*Requirement:*
Copy the data word for word, keeping every line.

Recorded data:
[start]
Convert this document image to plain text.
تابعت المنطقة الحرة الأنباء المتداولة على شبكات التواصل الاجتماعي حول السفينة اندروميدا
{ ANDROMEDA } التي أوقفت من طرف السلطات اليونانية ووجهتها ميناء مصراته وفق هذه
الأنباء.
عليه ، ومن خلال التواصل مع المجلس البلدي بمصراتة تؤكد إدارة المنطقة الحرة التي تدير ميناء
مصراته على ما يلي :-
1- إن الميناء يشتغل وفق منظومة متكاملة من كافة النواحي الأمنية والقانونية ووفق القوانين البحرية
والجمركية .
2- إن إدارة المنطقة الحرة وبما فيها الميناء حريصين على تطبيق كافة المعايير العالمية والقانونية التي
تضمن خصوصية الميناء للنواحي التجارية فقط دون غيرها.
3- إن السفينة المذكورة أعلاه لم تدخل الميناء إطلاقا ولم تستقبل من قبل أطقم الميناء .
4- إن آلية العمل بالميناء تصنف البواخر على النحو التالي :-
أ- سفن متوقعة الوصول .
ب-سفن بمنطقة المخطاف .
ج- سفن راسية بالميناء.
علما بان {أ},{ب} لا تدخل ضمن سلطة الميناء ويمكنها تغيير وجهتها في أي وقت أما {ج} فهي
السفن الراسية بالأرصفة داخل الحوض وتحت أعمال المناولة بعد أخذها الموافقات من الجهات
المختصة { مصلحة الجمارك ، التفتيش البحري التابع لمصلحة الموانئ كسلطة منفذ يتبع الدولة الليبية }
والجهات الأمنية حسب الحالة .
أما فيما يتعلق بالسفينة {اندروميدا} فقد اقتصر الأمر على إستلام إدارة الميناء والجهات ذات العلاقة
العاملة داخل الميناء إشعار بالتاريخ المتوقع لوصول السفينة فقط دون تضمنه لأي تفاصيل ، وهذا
[end]
*Problem solution:*
Convert this document image to plain text.
تابعت المنطقة الحرة الأنباء المتداولة على شبكات التواصل الاجتماعي حول السفينة اندروميدا
{ ANDROMEDA } التي أوقفت من طرف السلطات اليونانية ووجهتها ميناء مصراته وفق هذه
الأنباء.
عليه ، ومن خلال التواصل مع المجلس البلدي بمصراتة تؤكد إدارة المنطقة الحرة التي تدير ميناء
مصراته على ما يلي :-
1- إن الميناء يشتغل وفق منظومة متكاملة من كافة النواحي الأمنية والقانونية ووفق القوانين البحرية
والجمركية .
2- إن إدارة المنطقة الحرة وبما فيها الميناء حريصين على تطبيق كافة المعايير العالمية والقانونية التي
تضمن خصوصية الميناء للنواحي التجارية فقط دون غيرها.
3- إن السفينة المذكورة أعلاه لم تدخل الميناء إطلاقا ولم تستقبل من قبل أطقم الميناء .
4- إن آلية العمل بالميناء تصنف البواخر على النحو التالي :-
أ- سفن متوقعة الوصول .
ب-سفن بمنطقة المخطاف .
ج- سفن راسية بالميناء.
علما بان {أ},{ب} لا تدخل ضمن سلطة الميناء ويمكنها تغيير وجهتها في أي وقت أما {ج} فهي
السفن الراسية بالأرصفة داخل الحوض وتحت أعمال المناولة بعد أخذها الموافقات من الجهات
المختصة { مصلحة الجمارك ، التفتيش البحري التابع لمصلحة الموانئ كسلطة منفذ يتبع الدولة الليبية }
والجهات الأمنية حسب الحالة .
أما فيما يتعلق بالسفينة {اندروميدا} فقد اقتصر الأمر على إستلام إدارة الميناء والجهات ذات العلاقة
العاملة داخل الميناء إشعار بالتاريخ المتوقع لوصول السفينة فقط دون تضمنه لأي تفاصيل ، وهذا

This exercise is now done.